**OBJECTIVES**
**1.** In the Argentium Silver passage, why does the writer recommend a separate soldering surface for Argentium Silver? Answer in one to three sentences.
**2.** Transcribe the Argentium Silver passage between "It is good practice" and "removable with pickle.", inclusive.
**3.** Go on with the Argentium Silver passage, starting after its final sentence.

It is good practice to use a separate soldering surface for Argentium Silver. This avoids the possibility of the Argentium having its surface contaminated, which can affect tarnish-resistance. I like to use a broad pencil to write on the sides of the soldering board, since marker fades with heat.
As with any metal, if you are planning to do a construction in which you want metal to stay flat, I suggest air-cooling completely with no quenching to avoid warpage.
Discoloration: Argentium Silver discolors when heated is if oxygen is missing so that the germanium cannot oxidize. For instance, there is often discoloration on the side of a sheet of Argentium® Sterling which was laying against a soldering pad when heated. This discoloration is only on the surface and is fully removable with pickle.
Annealing a Coil of Thin Wire
Thin wire can be tricky to anneal, since it can be difficult to get all the wire evenly heated to annealing temperature. Thin Argentium Silver wire in a coil can easily fuse together if annealed with a torch. Here is my favorite method:
A great, low-tech way to anneal wire is to put the wire inside of a steel container and heat the container with a torch until the container glows red. I have used the containers that mints and candies often come in, as well as a tuna can (I use a can opener that leaves smooth edges, rather than sharp edges.) Before using a container for annealing, I turn on the ventilation, and heat it to glowing red, to be sure it is made of a material that can withstand the heat, and to burn off any coatings.
QUENCHING
Argentium 940 can be quenched after annealing. Though many jewelers and silversmiths quench silver in water immediately after soldering or annealing, I have developed a different routine, based on my years of teaching silversmithing and personal studio experiences. Years before I began using Argentium Silver, I observed that quenching silver alloys too soon can lead to warpage or cracking.

**DATA EXCERPT**
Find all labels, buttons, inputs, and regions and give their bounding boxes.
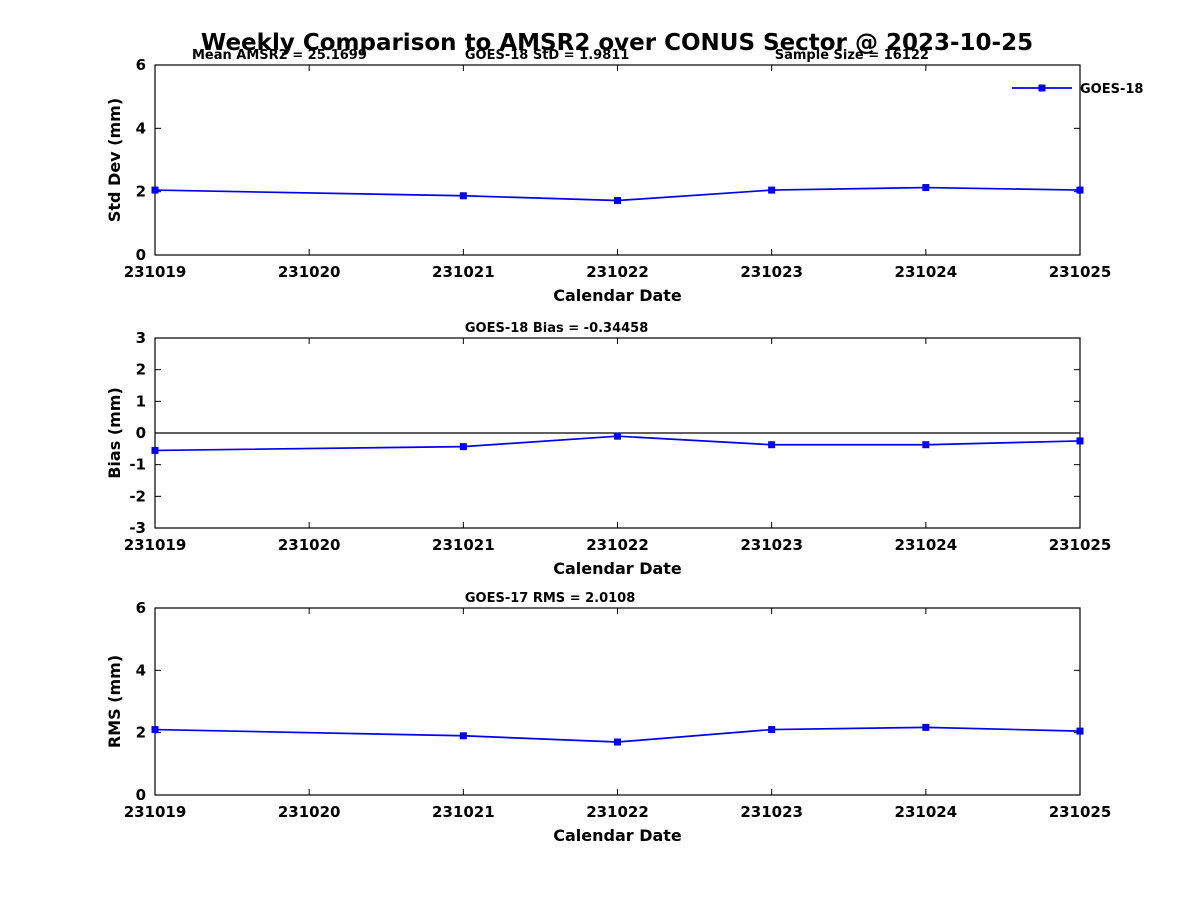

**ANSWERS TO THE PROBLEMS**
**1.** A separate soldering surface keeps the Argentium from having its surface contaminated. Such contamination can affect the metal's tarnish resistance.

**2.**
It is good practice to use a separate soldering surface for Argentium Silver. This avoids the possibility of the Argentium having its surface contaminated, which can affect tarnish-resistance. I like to use a broad pencil to write on the sides of the soldering board, since marker fades with heat.
As with any metal, if you are planning to do a construction in which you want metal to stay flat, I suggest air-cooling completely with no quenching to avoid warpage.
Discoloration: Argentium Silver discolors when heated is if oxygen is missing so that the germanium cannot oxidize. For instance, there is often discoloration on the side of a sheet of Argentium® Sterling which was laying against a soldering pad when heated. This discoloration is only on the surface and is fully removable with pickle.

**3.**
The Water Droplet Method
Here is the method that I developed, to know when it is safe to move or quench any sterling silver alloy —including Argentium Silver: I dip tweezers into water, and drip a little water onto the metal, or touch the wet tweezers to the hot silver. If the water dances around on the metal in the form of a droplet, or if the water droplet stays on the tweezers, then the metal is too hot to move or quench. If the water sizzles when it touches the silver, then it is cool enough to quench.
Note: This is my personal habit, but many people quench without problems.
SOLDERING
Just as one needs to make a mental adjustment about soldering tactics when switching between traditional sterling silver (SS) and gold, platinum, pewter, or steel, it is helpful to use a different approach when soldering Argentium Silver (AS).
SOLDER vs. FUSE
- Since fusing melts the surface of the Argentium Silver (AS), and soldering occurs at lower temperatures without melting the surface, fusing is a higher risk process than soldering. I tend to fuse early in the process of making a piece. The more time and material I have invested, the more likely I am to choose to solder.
- Is it necessary to fuse? No! If you prefer to solder, and do not feel attracted to trying fusing, there is absolutely no need to fuse.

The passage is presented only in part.